Objective:
Pictures do not belong in the copy; restate the records below word for word.

Raw records:
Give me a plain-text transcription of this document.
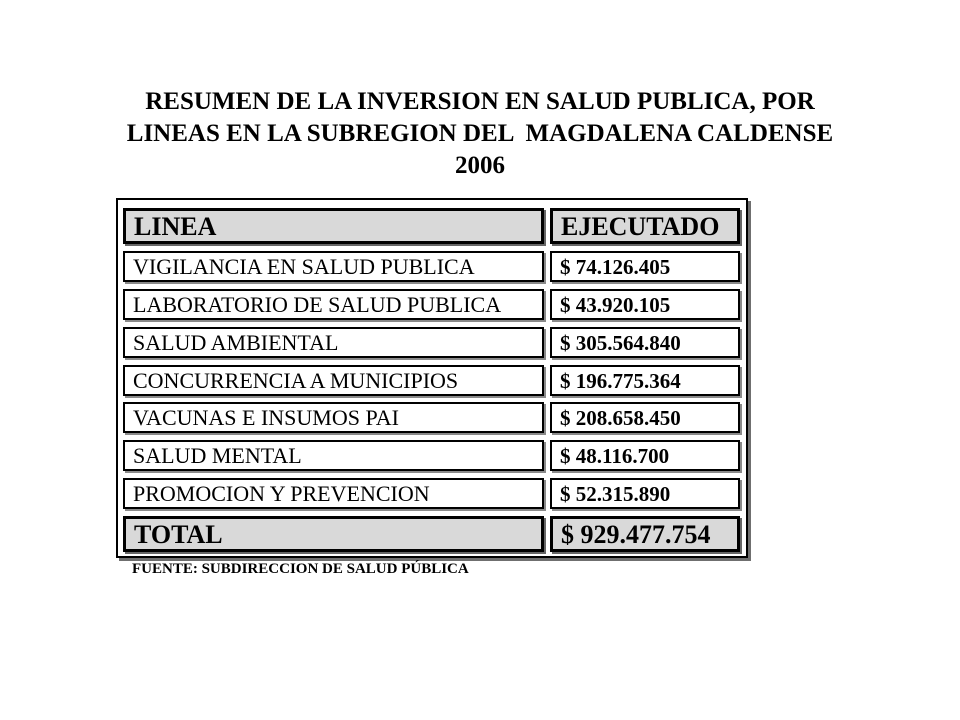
RESUMEN DE LA INVERSION EN SALUD PUBLICA, POR
LINEAS EN LA SUBREGION DEL  MAGDALENA CALDENSE
2006
LINEA	EJECUTADO
VIGILANCIA EN SALUD PUBLICA	$ 74.126.405
LABORATORIO DE SALUD PUBLICA	$ 43.920.105
SALUD AMBIENTAL	$ 305.564.840
CONCURRENCIA A MUNICIPIOS	$ 196.775.364
VACUNAS E INSUMOS PAI	$ 208.658.450
SALUD MENTAL	$ 48.116.700
PROMOCION Y PREVENCION	$ 52.315.890
TOTAL	$ 929.477.754
FUENTE: SUBDIRECCION DE SALUD PÚBLICA
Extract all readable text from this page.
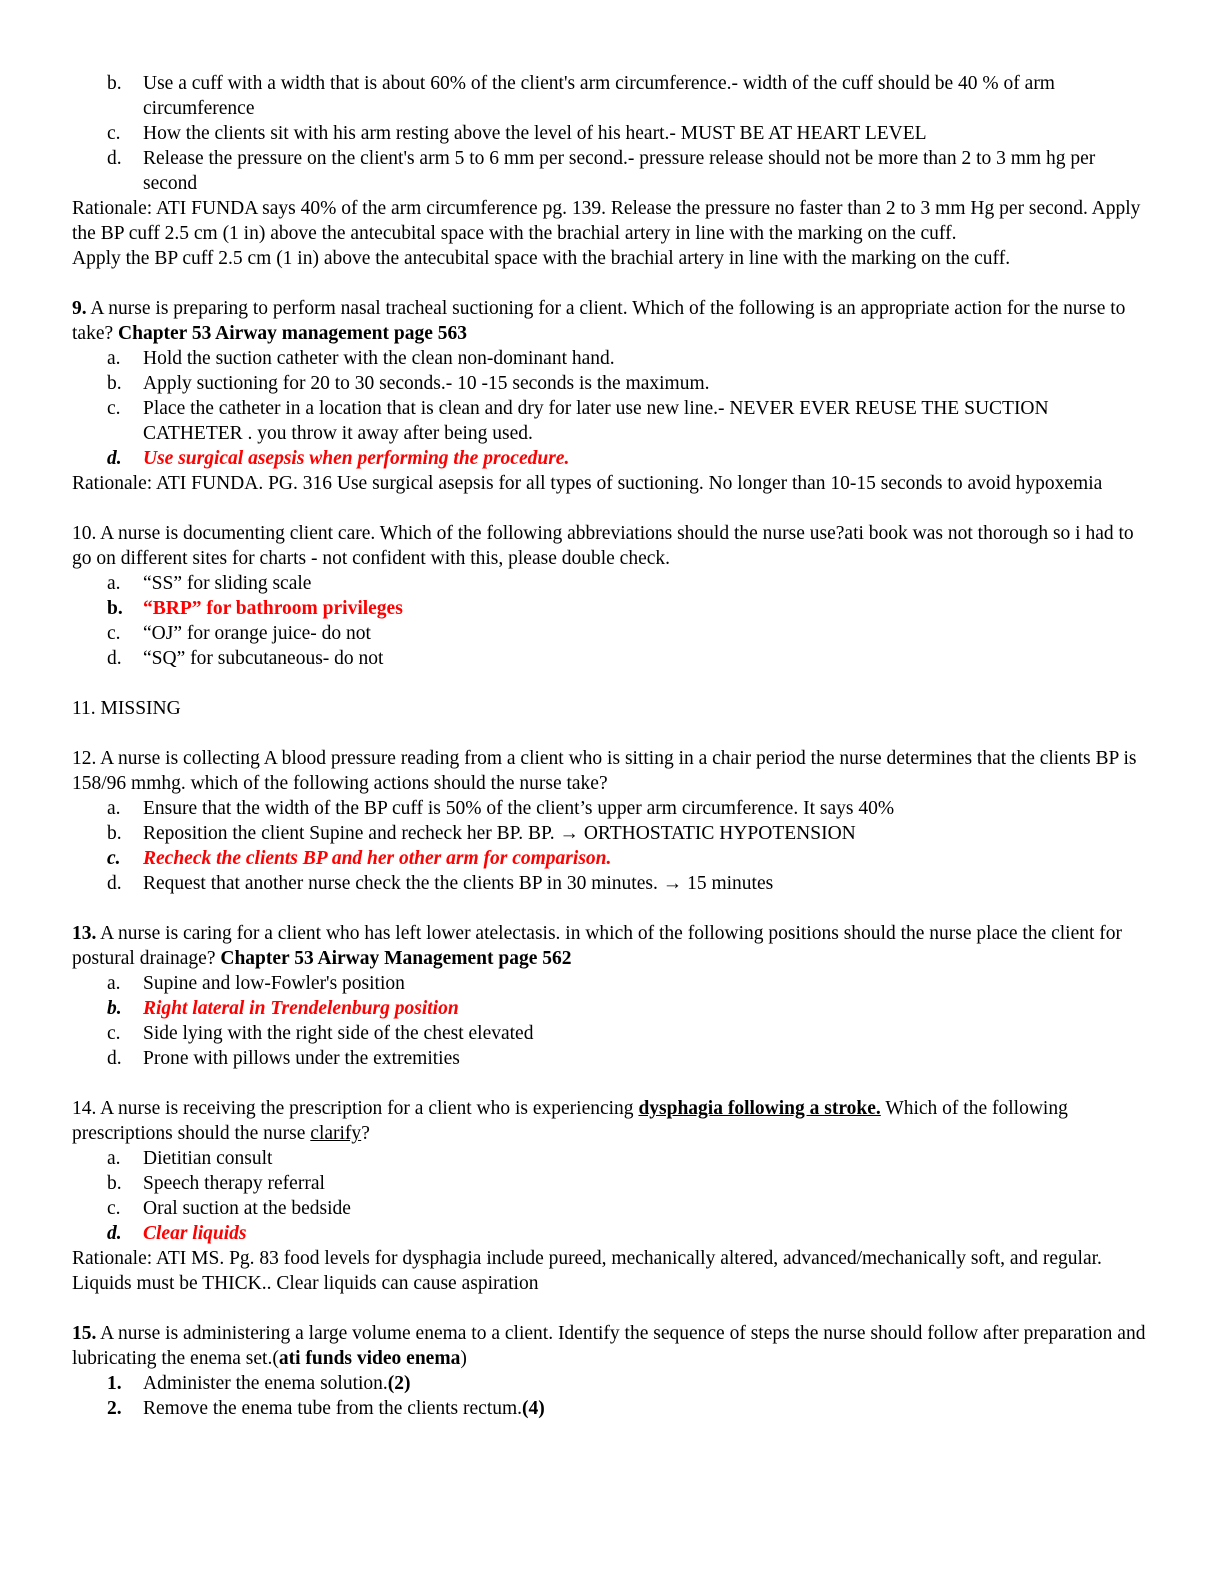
b. Use a cuff with a width that is about 60% of the client's arm circumference.- width of the cuff should be 40 % of arm circumference

c. How the clients sit with his arm resting above the level of his heart.- MUST BE AT HEART LEVEL

d. Release the pressure on the client's arm 5 to 6 mm per second.- pressure release should not be more than 2 to 3 mm hg per second

Rationale: ATI FUNDA says 40% of the arm circumference pg. 139. Release the pressure no faster than 2 to 3 mm Hg per second. Apply the BP cuff 2.5 cm (1 in) above the antecubital space with the brachial artery in line with the marking on the cuff.

Apply the BP cuff 2.5 cm (1 in) above the antecubital space with the brachial artery in line with the marking on the cuff.

9. A nurse is preparing to perform nasal tracheal suctioning for a client. Which of the following is an appropriate action for the nurse to take? Chapter 53 Airway management page 563

a. Hold the suction catheter with the clean non-dominant hand.

b. Apply suctioning for 20 to 30 seconds.- 10 -15 seconds is the maximum.

c. Place the catheter in a location that is clean and dry for later use new line.- NEVER EVER REUSE THE SUCTION CATHETER . you throw it away after being used.

d. Use surgical asepsis when performing the procedure.

Rationale: ATI FUNDA. PG. 316 Use surgical asepsis for all types of suctioning. No longer than 10-15 seconds to avoid hypoxemia

10. A nurse is documenting client care. Which of the following abbreviations should the nurse use?ati book was not thorough so i had to go on different sites for charts - not confident with this, please double check.

a. “SS” for sliding scale

b. “BRP” for bathroom privileges

c. “OJ” for orange juice- do not

d. “SQ” for subcutaneous- do not

11. MISSING

12. A nurse is collecting A blood pressure reading from a client who is sitting in a chair period the nurse determines that the clients BP is 158/96 mmhg. which of the following actions should the nurse take?

a. Ensure that the width of the BP cuff is 50% of the client’s upper arm circumference. It says 40%

b. Reposition the client Supine and recheck her BP. BP. → ORTHOSTATIC HYPOTENSION

c. Recheck the clients BP and her other arm for comparison.

d. Request that another nurse check the the clients BP in 30 minutes. → 15 minutes

13. A nurse is caring for a client who has left lower atelectasis. in which of the following positions should the nurse place the client for postural drainage? Chapter 53 Airway Management page 562

a. Supine and low-Fowler's position

b. Right lateral in Trendelenburg position

c. Side lying with the right side of the chest elevated

d. Prone with pillows under the extremities

14. A nurse is receiving the prescription for a client who is experiencing dysphagia following a stroke. Which of the following prescriptions should the nurse clarify?

a. Dietitian consult

b. Speech therapy referral

c. Oral suction at the bedside

d. Clear liquids

Rationale: ATI MS. Pg. 83 food levels for dysphagia include pureed, mechanically altered, advanced/mechanically soft, and regular. Liquids must be THICK.. Clear liquids can cause aspiration

15. A nurse is administering a large volume enema to a client. Identify the sequence of steps the nurse should follow after preparation and lubricating the enema set.(ati funds video enema)

1. Administer the enema solution.(2)

2. Remove the enema tube from the clients rectum.(4)
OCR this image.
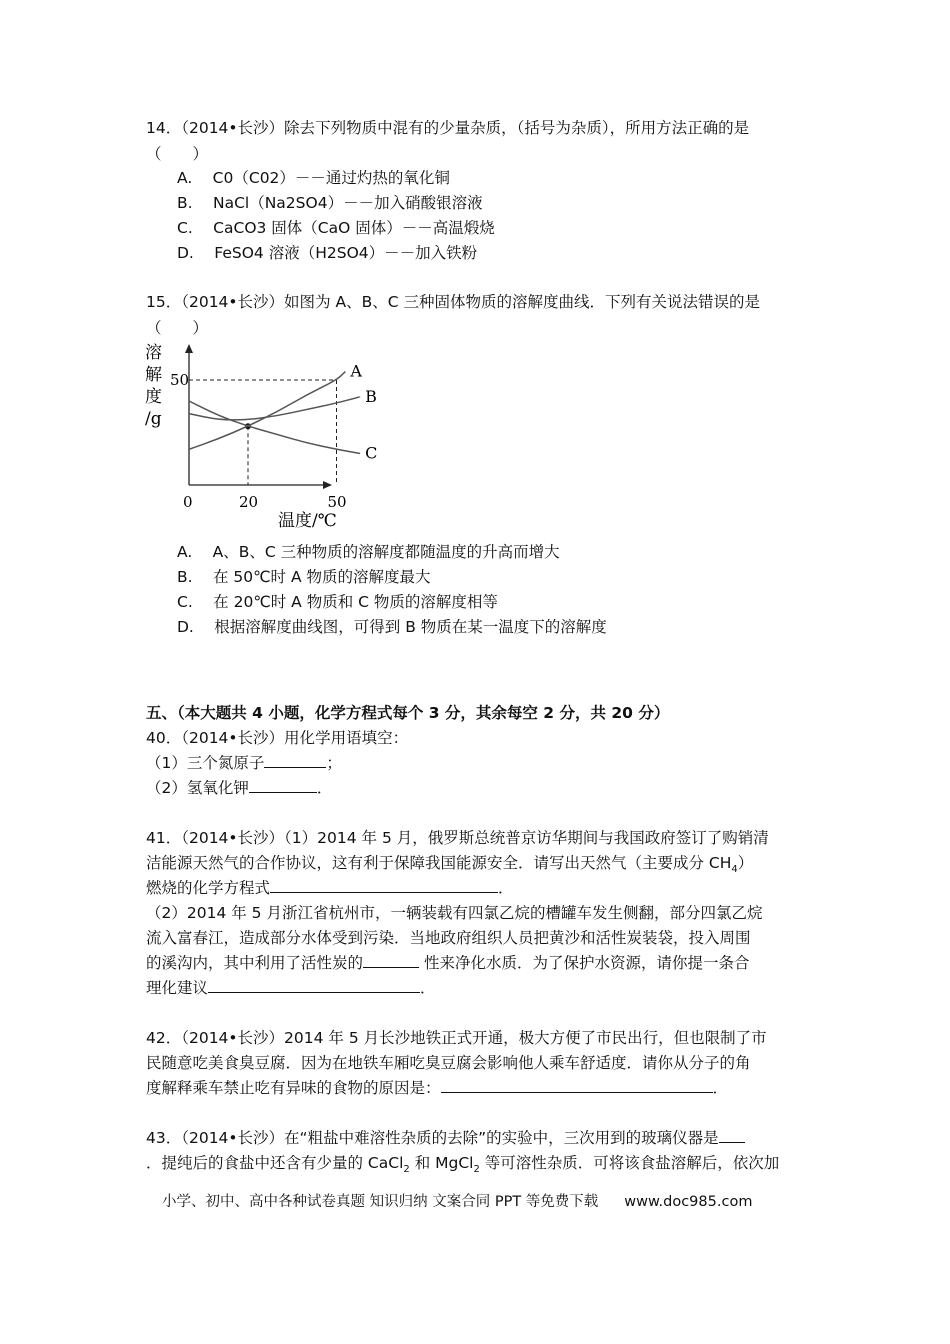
14．（2014•长沙）除去下列物质中混有的少量杂质，（括号为杂质），所用方法正确的是
（　　）
A.　 C0（C02）－－通过灼热的氧化铜
B.　 NaCl（Na2SO4）－－加入硝酸银溶液
C.　 CaCO3 固体（CaO 固体）－－高温煅烧
D.　 FeSO4 溶液（H2SO4）－－加入铁粉
15．（2014•长沙）如图为 A、B、C 三种固体物质的溶解度曲线．下列有关说法错误的是
（　　）
溶
解
度
/g
A
B
C
0	20	50
50
温度/℃
A.　 A、B、C 三种物质的溶解度都随温度的升高而增大
B.　 在 50℃时 A 物质的溶解度最大
C.　 在 20℃时 A 物质和 C 物质的溶解度相等
D.　 根据溶解度曲线图，可得到 B 物质在某一温度下的溶解度
五、（本大题共 4 小题，化学方程式每个 3 分，其余每空 2 分，共 20 分）
40．（2014•长沙）用化学用语填空：
（1）三个氮原子	；
（2）氢氧化钾	．
41．（2014•长沙）（1）2014 年 5 月，俄罗斯总统普京访华期间与我国政府签订了购销清
洁能源天然气的合作协议，这有利于保障我国能源安全．请写出天然气（主要成分 $CH_4$）
燃烧的化学方程式	．
（2）2014 年 5 月浙江省杭州市，一辆装载有四氯乙烷的槽罐车发生侧翻，部分四氯乙烷
流入富春江，造成部分水体受到污染．当地政府组织人员把黄沙和活性炭装袋，投入周围
的溪沟内，其中利用了活性炭的	性来净化水质．为了保护水资源，请你提一条合
理化建议	．
42．（2014•长沙）2014 年 5 月长沙地铁正式开通，极大方便了市民出行，但也限制了市
民随意吃美食臭豆腐．因为在地铁车厢吃臭豆腐会影响他人乘车舒适度．请你从分子的角
度解释乘车禁止吃有异味的食物的原因是：	．
43．（2014•长沙）在“粗盐中难溶性杂质的去除”的实验中，三次用到的玻璃仪器是
．提纯后的食盐中还含有少量的 CaCl$_2$ 和 MgCl$_2$ 等可溶性杂质．可将该食盐溶解后，依次加
小学、初中、高中各种试卷真题 知识归纳 文案合同 PPT 等免费下载 www.doc985.com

Task result:
Give me a plain-text transcription of this document.
RESUMEN DE LA INVERSION EN SALUD PUBLICA, POR
LINEAS EN LA SUBREGION DEL  MAGDALENA CALDENSE
2006
LINEA	EJECUTADO
VIGILANCIA EN SALUD PUBLICA	$ 74.126.405
LABORATORIO DE SALUD PUBLICA	$ 43.920.105
SALUD AMBIENTAL	$ 305.564.840
CONCURRENCIA A MUNICIPIOS	$ 196.775.364
VACUNAS E INSUMOS PAI	$ 208.658.450
SALUD MENTAL	$ 48.116.700
PROMOCION Y PREVENCION	$ 52.315.890
TOTAL	$ 929.477.754
FUENTE: SUBDIRECCION DE SALUD PÚBLICA
Extract all readable text from this page.
b. Use a cuff with a width that is about 60% of the client's arm circumference.- width of the cuff should be 40 % of arm circumference

c. How the clients sit with his arm resting above the level of his heart.- MUST BE AT HEART LEVEL

d. Release the pressure on the client's arm 5 to 6 mm per second.- pressure release should not be more than 2 to 3 mm hg per second

Rationale: ATI FUNDA says 40% of the arm circumference pg. 139. Release the pressure no faster than 2 to 3 mm Hg per second. Apply the BP cuff 2.5 cm (1 in) above the antecubital space with the brachial artery in line with the marking on the cuff.

Apply the BP cuff 2.5 cm (1 in) above the antecubital space with the brachial artery in line with the marking on the cuff.

9. A nurse is preparing to perform nasal tracheal suctioning for a client. Which of the following is an appropriate action for the nurse to take? Chapter 53 Airway management page 563

a. Hold the suction catheter with the clean non-dominant hand.

b. Apply suctioning for 20 to 30 seconds.- 10 -15 seconds is the maximum.

c. Place the catheter in a location that is clean and dry for later use new line.- NEVER EVER REUSE THE SUCTION CATHETER . you throw it away after being used.

d. Use surgical asepsis when performing the procedure.

Rationale: ATI FUNDA. PG. 316 Use surgical asepsis for all types of suctioning. No longer than 10-15 seconds to avoid hypoxemia

10. A nurse is documenting client care. Which of the following abbreviations should the nurse use?ati book was not thorough so i had to go on different sites for charts - not confident with this, please double check.

a. “SS” for sliding scale

b. “BRP” for bathroom privileges

c. “OJ” for orange juice- do not

d. “SQ” for subcutaneous- do not

11. MISSING

12. A nurse is collecting A blood pressure reading from a client who is sitting in a chair period the nurse determines that the clients BP is 158/96 mmhg. which of the following actions should the nurse take?

a. Ensure that the width of the BP cuff is 50% of the client’s upper arm circumference. It says 40%

b. Reposition the client Supine and recheck her BP. BP. → ORTHOSTATIC HYPOTENSION

c. Recheck the clients BP and her other arm for comparison.

d. Request that another nurse check the the clients BP in 30 minutes. → 15 minutes

13. A nurse is caring for a client who has left lower atelectasis. in which of the following positions should the nurse place the client for postural drainage? Chapter 53 Airway Management page 562

a. Supine and low-Fowler's position

b. Right lateral in Trendelenburg position

c. Side lying with the right side of the chest elevated

d. Prone with pillows under the extremities

14. A nurse is receiving the prescription for a client who is experiencing dysphagia following a stroke. Which of the following prescriptions should the nurse clarify?

a. Dietitian consult

b. Speech therapy referral

c. Oral suction at the bedside

d. Clear liquids

Rationale: ATI MS. Pg. 83 food levels for dysphagia include pureed, mechanically altered, advanced/mechanically soft, and regular. Liquids must be THICK.. Clear liquids can cause aspiration

15. A nurse is administering a large volume enema to a client. Identify the sequence of steps the nurse should follow after preparation and lubricating the enema set.(ati funds video enema)

1. Administer the enema solution.(2)

2. Remove the enema tube from the clients rectum.(4)
OCR this image.
14．（2014•长沙）除去下列物质中混有的少量杂质，（括号为杂质），所用方法正确的是
（　　）
A.　 C0（C02）－－通过灼热的氧化铜
B.　 NaCl（Na2SO4）－－加入硝酸银溶液
C.　 CaCO3 固体（CaO 固体）－－高温煅烧
D.　 FeSO4 溶液（H2SO4）－－加入铁粉
15．（2014•长沙）如图为 A、B、C 三种固体物质的溶解度曲线．下列有关说法错误的是
（　　）
溶
解
度
/g
A
B
C
0	20	50
50
温度/℃
A.　 A、B、C 三种物质的溶解度都随温度的升高而增大
B.　 在 50℃时 A 物质的溶解度最大
C.　 在 20℃时 A 物质和 C 物质的溶解度相等
D.　 根据溶解度曲线图，可得到 B 物质在某一温度下的溶解度
五、（本大题共 4 小题，化学方程式每个 3 分，其余每空 2 分，共 20 分）
40．（2014•长沙）用化学用语填空：
（1）三个氮原子	；
（2）氢氧化钾	．
41．（2014•长沙）（1）2014 年 5 月，俄罗斯总统普京访华期间与我国政府签订了购销清
洁能源天然气的合作协议，这有利于保障我国能源安全．请写出天然气（主要成分 $CH_4$）
燃烧的化学方程式	．
（2）2014 年 5 月浙江省杭州市，一辆装载有四氯乙烷的槽罐车发生侧翻，部分四氯乙烷
流入富春江，造成部分水体受到污染．当地政府组织人员把黄沙和活性炭装袋，投入周围
的溪沟内，其中利用了活性炭的	性来净化水质．为了保护水资源，请你提一条合
理化建议	．
42．（2014•长沙）2014 年 5 月长沙地铁正式开通，极大方便了市民出行，但也限制了市
民随意吃美食臭豆腐．因为在地铁车厢吃臭豆腐会影响他人乘车舒适度．请你从分子的角
度解释乘车禁止吃有异味的食物的原因是：	．
43．（2014•长沙）在“粗盐中难溶性杂质的去除”的实验中，三次用到的玻璃仪器是
．提纯后的食盐中还含有少量的 CaCl$_2$ 和 MgCl$_2$ 等可溶性杂质．可将该食盐溶解后，依次加
小学、初中、高中各种试卷真题 知识归纳 文案合同 PPT 等免费下载 www.doc985.com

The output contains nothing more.